▶ _Information provided_
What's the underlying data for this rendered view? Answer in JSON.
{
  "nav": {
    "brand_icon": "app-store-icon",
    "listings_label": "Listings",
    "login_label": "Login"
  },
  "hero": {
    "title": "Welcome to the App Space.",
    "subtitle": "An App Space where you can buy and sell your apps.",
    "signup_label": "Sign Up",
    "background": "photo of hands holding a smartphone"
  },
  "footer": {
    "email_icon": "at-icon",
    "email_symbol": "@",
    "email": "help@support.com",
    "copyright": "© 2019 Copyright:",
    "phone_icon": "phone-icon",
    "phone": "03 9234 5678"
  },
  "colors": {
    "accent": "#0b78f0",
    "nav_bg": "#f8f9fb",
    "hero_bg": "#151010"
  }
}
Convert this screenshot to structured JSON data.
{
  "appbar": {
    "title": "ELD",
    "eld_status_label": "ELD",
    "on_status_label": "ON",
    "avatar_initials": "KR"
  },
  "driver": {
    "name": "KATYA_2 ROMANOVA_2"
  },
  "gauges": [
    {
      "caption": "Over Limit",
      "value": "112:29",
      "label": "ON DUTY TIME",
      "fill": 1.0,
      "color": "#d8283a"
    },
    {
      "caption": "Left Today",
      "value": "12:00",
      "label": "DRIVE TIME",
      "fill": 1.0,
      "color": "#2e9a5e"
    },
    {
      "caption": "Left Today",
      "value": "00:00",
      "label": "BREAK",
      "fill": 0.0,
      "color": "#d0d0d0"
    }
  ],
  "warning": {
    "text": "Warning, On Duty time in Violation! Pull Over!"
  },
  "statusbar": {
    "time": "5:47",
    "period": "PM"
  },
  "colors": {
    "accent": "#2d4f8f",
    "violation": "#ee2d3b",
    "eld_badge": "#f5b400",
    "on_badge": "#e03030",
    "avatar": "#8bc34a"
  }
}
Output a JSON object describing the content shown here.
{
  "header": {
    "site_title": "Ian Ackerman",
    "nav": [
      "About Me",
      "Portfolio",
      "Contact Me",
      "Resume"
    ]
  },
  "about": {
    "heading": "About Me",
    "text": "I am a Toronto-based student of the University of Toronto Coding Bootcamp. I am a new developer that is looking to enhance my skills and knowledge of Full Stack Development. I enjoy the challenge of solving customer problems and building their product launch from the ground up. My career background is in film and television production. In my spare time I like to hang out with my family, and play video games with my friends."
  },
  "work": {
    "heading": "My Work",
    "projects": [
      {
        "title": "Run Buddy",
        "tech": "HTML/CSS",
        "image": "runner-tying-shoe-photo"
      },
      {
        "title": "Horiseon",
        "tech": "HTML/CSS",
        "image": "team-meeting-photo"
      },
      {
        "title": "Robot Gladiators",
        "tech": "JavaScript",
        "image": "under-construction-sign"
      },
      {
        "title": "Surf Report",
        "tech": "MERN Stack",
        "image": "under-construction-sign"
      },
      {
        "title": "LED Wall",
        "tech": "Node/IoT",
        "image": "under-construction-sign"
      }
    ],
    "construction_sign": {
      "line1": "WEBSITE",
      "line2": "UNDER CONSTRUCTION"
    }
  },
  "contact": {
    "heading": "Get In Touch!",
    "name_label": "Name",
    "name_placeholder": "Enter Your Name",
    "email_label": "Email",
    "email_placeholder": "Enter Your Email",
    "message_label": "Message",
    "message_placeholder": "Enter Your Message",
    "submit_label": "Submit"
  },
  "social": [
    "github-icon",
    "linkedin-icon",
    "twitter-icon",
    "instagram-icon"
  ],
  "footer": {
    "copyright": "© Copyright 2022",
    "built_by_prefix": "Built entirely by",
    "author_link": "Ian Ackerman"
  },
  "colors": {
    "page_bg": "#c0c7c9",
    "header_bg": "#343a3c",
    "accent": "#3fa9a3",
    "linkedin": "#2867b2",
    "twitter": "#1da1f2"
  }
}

▶ _Given instruction_
Pick out and copy the lines of the entries that hold the string "data".

▶ _Task solution_
What's the underlying data for this rendered view? Answer in JSON.
Convert this screenshot to structured JSON data.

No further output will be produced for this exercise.